-- Begin SUPPLIED DATA --

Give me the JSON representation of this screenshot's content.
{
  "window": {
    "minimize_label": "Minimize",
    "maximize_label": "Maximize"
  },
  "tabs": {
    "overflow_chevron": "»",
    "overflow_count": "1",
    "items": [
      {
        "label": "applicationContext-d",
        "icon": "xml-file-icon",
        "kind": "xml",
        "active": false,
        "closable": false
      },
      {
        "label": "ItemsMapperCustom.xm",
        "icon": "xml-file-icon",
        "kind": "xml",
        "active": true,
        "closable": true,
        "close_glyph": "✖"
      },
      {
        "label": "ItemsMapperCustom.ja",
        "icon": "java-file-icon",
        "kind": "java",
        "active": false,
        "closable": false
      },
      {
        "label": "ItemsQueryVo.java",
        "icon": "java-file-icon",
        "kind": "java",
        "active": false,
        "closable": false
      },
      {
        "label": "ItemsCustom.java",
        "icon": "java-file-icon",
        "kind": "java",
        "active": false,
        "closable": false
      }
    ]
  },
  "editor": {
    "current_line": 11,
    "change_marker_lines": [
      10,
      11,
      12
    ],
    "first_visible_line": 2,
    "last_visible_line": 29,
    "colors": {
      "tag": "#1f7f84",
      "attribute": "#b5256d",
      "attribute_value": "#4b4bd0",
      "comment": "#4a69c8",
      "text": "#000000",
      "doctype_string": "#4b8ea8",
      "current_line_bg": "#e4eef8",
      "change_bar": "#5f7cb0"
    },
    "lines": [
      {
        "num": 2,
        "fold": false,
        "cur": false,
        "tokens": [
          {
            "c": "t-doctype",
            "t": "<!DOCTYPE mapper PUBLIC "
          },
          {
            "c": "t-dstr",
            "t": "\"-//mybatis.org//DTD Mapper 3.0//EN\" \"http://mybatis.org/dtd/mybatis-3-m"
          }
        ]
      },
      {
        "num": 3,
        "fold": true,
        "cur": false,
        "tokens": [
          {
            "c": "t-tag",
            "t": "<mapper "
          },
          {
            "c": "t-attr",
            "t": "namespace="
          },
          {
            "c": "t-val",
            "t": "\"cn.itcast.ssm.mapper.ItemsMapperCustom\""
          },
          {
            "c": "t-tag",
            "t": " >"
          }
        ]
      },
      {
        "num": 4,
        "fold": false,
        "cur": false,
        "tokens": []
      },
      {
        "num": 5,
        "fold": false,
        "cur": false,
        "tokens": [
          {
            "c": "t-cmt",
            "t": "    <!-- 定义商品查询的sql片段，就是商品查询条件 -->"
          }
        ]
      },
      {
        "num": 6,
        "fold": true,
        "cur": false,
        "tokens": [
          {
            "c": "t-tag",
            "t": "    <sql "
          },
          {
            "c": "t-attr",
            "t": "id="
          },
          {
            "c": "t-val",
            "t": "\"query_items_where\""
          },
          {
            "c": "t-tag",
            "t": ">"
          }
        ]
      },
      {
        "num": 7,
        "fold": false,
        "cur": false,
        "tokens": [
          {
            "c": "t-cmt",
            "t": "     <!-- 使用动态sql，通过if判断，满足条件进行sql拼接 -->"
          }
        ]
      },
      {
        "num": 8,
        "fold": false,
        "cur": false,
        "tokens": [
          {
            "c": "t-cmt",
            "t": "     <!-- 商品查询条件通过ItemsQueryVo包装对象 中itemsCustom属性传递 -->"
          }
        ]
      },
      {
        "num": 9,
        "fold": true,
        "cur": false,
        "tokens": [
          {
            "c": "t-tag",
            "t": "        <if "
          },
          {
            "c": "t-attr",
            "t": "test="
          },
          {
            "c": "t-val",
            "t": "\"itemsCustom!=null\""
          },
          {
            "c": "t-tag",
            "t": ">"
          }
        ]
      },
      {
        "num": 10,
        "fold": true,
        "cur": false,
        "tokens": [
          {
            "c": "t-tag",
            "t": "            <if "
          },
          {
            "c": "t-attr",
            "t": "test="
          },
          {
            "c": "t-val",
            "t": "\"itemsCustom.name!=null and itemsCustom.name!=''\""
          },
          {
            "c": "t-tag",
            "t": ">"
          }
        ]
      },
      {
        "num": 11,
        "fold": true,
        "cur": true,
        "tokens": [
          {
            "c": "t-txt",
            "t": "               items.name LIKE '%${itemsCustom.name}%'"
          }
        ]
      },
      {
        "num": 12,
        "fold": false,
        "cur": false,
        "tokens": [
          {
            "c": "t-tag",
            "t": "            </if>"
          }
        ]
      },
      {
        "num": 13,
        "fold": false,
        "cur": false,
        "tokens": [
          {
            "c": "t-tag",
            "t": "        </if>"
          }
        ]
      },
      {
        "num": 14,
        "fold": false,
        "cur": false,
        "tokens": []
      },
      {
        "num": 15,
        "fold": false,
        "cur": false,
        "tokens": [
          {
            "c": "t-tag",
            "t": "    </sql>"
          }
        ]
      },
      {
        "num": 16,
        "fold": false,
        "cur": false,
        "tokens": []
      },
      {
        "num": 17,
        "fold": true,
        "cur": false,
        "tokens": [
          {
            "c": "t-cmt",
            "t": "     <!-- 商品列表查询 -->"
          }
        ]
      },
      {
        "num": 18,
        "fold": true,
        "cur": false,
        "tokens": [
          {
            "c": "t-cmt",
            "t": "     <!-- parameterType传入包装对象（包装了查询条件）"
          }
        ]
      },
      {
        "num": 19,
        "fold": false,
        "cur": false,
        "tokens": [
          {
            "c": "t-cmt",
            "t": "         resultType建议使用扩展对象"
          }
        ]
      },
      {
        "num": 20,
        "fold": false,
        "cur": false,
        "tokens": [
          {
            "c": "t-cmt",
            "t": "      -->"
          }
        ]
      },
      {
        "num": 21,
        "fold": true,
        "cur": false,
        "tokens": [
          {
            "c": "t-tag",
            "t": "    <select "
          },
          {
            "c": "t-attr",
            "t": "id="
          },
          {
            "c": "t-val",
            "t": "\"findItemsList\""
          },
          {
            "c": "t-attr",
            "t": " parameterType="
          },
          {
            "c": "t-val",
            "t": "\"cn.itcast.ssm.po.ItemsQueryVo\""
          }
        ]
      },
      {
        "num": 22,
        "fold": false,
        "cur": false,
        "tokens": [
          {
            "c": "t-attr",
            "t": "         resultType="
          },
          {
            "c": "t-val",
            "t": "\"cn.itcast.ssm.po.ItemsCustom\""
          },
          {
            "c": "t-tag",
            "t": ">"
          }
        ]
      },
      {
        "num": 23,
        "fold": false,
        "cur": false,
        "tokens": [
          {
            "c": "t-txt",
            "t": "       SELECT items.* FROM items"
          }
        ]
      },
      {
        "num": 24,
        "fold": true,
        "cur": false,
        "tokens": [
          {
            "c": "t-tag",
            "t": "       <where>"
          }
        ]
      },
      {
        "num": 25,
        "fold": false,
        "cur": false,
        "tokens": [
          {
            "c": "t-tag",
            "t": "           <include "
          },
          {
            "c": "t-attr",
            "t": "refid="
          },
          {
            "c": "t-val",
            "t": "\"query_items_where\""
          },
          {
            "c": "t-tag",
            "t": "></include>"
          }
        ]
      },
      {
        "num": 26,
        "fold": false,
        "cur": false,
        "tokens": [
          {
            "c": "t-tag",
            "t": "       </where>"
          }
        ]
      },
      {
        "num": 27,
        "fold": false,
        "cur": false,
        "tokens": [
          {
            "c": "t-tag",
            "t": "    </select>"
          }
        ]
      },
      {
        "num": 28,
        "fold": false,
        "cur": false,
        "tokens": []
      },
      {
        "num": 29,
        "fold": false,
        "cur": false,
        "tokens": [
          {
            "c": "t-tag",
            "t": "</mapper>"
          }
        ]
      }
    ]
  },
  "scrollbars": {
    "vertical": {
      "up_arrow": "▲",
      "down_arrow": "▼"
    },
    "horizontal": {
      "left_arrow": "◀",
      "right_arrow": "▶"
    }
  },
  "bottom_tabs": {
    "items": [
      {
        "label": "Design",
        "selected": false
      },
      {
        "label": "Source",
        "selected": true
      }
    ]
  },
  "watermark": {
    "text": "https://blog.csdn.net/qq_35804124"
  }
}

-- End SUPPLIED DATA --

GIVEN INSTRUCTION —
Copy all lines from the material that hold "itcast".

COMPLETED EXERCISE —
            "t": "\"cn.itcast.ssm.mapper.ItemsMapperCustom\""
            "t": "\"cn.itcast.ssm.po.ItemsQueryVo\""
            "t": "\"cn.itcast.ssm.po.ItemsCustom\""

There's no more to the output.